━━━━━ ENTRIES PROVIDED

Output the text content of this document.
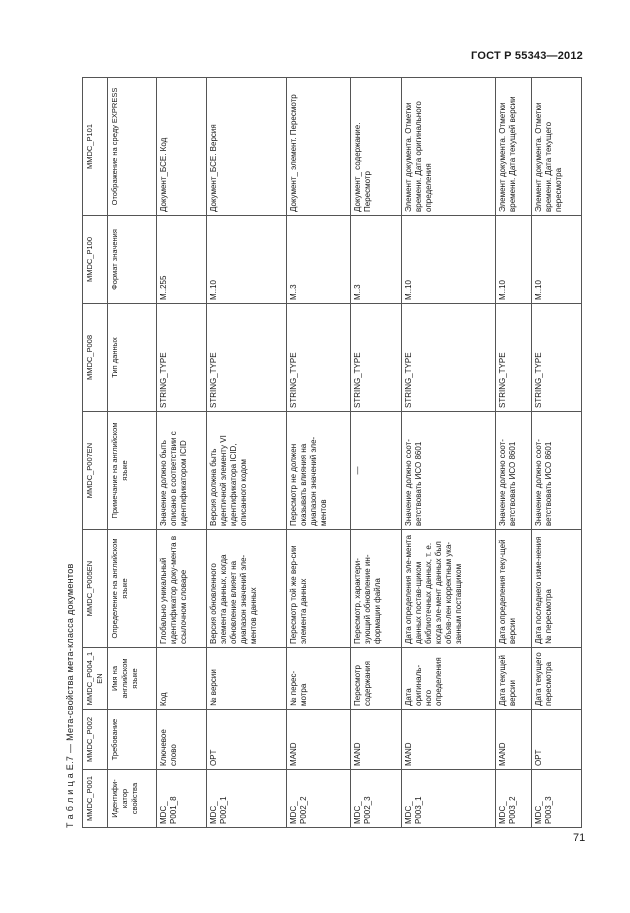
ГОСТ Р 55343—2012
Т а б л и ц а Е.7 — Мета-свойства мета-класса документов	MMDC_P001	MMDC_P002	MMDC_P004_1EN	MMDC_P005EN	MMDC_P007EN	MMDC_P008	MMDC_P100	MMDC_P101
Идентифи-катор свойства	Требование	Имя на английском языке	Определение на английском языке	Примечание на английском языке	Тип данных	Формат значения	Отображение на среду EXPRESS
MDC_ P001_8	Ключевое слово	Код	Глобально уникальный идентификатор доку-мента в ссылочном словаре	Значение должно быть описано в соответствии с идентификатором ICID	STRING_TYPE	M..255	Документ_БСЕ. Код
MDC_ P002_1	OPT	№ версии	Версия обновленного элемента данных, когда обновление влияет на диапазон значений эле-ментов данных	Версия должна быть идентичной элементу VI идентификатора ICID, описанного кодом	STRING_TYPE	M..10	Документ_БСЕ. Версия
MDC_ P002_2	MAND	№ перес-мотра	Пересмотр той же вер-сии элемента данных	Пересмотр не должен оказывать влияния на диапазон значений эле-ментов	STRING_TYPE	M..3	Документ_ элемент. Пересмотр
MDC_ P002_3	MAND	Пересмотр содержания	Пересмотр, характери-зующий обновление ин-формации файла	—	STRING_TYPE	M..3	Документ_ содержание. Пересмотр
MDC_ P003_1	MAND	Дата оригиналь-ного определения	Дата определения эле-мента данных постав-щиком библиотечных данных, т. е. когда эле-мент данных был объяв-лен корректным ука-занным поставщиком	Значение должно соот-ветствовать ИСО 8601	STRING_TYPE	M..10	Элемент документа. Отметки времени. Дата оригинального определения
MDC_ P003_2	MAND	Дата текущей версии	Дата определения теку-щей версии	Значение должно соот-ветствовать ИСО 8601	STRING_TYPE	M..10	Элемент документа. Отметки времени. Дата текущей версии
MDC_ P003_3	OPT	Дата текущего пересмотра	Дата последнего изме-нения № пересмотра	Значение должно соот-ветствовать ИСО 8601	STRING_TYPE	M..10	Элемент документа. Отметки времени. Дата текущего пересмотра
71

━━━━━━━━━━
━━━━━ ENTRIES PROVIDED

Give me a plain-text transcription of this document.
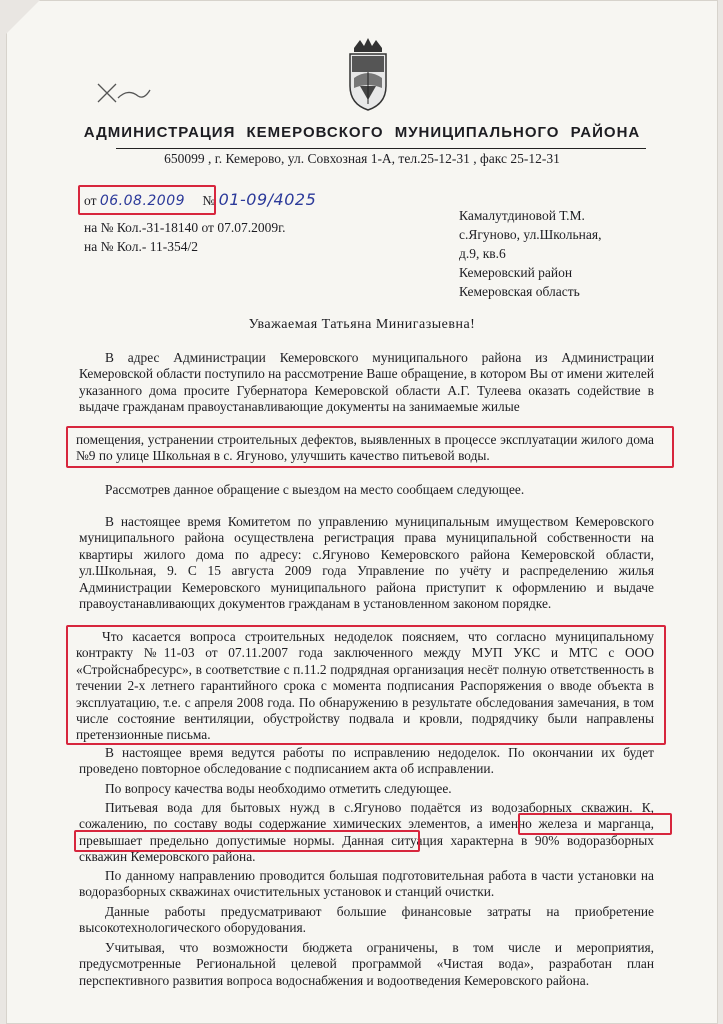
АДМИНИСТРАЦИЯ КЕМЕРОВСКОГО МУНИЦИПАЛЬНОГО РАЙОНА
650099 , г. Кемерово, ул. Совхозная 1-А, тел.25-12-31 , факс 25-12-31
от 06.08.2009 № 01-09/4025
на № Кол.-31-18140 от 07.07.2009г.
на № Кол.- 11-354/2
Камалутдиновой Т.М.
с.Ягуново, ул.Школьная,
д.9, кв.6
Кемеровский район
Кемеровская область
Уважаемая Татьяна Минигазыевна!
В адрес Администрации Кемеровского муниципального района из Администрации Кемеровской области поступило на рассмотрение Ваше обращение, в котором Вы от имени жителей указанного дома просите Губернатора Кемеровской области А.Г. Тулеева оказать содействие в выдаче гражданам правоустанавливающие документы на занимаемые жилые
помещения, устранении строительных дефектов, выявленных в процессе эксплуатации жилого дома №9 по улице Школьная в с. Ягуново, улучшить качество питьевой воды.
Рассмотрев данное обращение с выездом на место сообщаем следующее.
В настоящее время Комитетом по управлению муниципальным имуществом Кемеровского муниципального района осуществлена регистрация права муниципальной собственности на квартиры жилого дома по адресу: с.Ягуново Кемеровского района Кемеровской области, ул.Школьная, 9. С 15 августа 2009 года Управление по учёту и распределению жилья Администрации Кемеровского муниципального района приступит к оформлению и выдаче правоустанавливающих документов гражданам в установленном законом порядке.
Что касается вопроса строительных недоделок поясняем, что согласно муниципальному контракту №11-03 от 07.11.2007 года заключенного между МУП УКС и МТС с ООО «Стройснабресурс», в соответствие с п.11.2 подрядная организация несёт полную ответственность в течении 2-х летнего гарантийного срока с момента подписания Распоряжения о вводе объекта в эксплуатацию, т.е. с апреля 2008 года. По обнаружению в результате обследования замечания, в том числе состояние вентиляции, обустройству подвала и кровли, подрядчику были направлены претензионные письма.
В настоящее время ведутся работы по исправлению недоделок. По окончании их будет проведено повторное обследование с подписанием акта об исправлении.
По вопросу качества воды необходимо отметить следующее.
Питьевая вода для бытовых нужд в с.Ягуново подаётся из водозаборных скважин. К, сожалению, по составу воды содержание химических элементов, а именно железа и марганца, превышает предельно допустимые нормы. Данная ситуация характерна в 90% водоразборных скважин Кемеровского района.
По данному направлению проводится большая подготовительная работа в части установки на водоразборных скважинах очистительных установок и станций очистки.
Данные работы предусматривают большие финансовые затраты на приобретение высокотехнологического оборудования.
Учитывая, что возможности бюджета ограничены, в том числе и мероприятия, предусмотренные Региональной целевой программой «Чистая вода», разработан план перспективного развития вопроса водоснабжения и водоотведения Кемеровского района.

━━━━━━━━━━

— STATED EXERCISE —
Say how many lines in the records hold the string "документа", and say nothing else.

— ANSWER TO THE EXERCISE —
3